■ Assignment: The answer must be one number: how many lines below contain the word "Stockholm".

** Opening Dataset block **

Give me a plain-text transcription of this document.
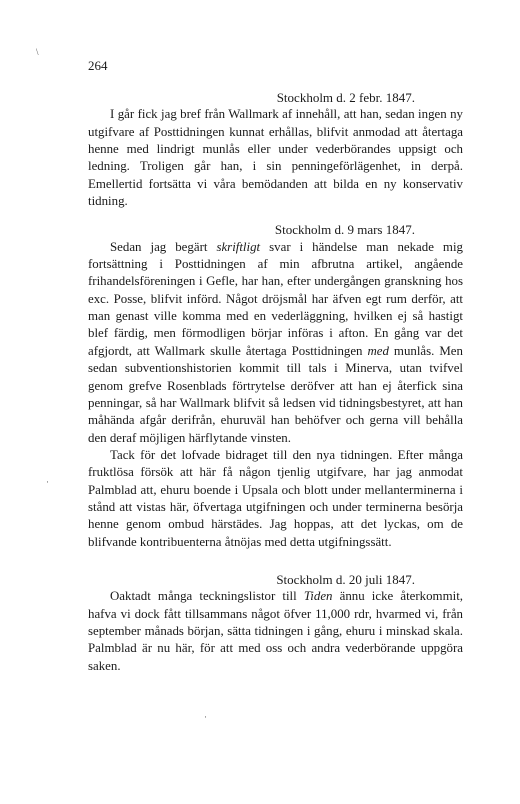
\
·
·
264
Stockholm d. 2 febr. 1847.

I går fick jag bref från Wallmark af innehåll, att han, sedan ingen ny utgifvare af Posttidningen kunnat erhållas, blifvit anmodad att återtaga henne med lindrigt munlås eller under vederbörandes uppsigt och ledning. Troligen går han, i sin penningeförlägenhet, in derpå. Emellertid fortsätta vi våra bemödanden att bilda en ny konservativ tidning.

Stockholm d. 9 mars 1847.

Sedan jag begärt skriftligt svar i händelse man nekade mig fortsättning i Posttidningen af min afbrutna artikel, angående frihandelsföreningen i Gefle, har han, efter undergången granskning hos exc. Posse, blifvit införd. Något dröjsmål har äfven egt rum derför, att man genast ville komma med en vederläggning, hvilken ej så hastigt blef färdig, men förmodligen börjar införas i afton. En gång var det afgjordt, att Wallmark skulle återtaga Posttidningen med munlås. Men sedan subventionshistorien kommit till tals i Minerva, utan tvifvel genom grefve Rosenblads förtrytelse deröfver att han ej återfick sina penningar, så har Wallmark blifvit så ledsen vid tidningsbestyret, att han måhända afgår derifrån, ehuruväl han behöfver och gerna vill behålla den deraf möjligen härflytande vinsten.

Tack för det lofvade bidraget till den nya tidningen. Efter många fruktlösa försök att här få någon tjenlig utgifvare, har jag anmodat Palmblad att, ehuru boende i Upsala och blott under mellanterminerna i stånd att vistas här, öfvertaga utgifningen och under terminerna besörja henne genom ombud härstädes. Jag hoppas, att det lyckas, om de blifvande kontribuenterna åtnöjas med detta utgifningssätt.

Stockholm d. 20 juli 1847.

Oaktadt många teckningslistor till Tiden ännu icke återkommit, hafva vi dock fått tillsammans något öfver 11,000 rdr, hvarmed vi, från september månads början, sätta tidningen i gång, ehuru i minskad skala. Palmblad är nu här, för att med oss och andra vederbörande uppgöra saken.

** Closing Dataset block **
** Opening Dataset block **

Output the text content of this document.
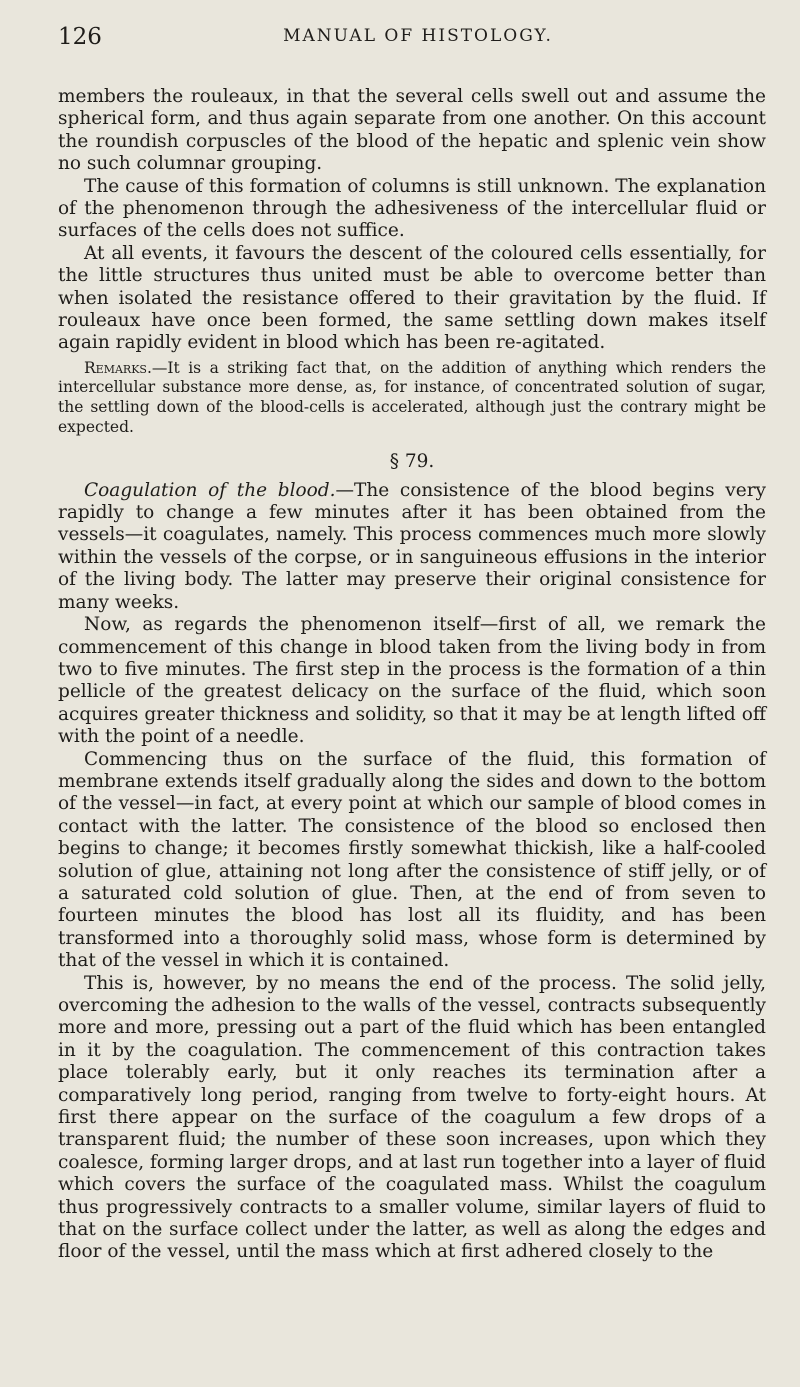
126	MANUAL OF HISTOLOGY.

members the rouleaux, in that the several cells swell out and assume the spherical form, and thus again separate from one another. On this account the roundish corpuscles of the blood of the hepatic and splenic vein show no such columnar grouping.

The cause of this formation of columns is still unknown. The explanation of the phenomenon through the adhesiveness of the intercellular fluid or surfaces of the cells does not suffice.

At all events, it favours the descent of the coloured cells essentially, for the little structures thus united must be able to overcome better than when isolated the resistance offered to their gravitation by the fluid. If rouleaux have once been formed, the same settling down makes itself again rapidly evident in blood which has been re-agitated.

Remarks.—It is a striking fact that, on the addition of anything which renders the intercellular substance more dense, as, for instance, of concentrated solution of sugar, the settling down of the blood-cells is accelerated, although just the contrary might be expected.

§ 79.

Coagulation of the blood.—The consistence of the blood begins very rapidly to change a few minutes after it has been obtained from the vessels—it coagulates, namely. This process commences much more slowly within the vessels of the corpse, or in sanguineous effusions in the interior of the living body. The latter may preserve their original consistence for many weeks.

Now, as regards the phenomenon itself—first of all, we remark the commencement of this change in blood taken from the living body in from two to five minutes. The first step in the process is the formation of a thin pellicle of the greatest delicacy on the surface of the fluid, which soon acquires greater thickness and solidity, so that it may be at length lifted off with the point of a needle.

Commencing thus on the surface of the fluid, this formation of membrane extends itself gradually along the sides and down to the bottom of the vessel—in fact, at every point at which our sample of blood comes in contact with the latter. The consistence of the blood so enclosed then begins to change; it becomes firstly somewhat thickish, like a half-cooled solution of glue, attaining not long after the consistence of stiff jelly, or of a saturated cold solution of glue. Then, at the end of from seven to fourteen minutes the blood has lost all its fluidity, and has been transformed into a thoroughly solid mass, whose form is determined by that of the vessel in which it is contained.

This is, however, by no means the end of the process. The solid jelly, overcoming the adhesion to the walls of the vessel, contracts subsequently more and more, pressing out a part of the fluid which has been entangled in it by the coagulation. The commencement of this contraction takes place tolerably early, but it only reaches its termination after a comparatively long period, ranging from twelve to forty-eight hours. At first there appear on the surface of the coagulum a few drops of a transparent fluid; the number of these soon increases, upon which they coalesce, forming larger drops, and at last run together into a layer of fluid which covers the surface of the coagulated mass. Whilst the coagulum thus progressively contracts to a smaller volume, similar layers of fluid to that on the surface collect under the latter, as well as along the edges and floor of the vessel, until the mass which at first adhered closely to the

** Closing Dataset block **

■ Exercise output: 3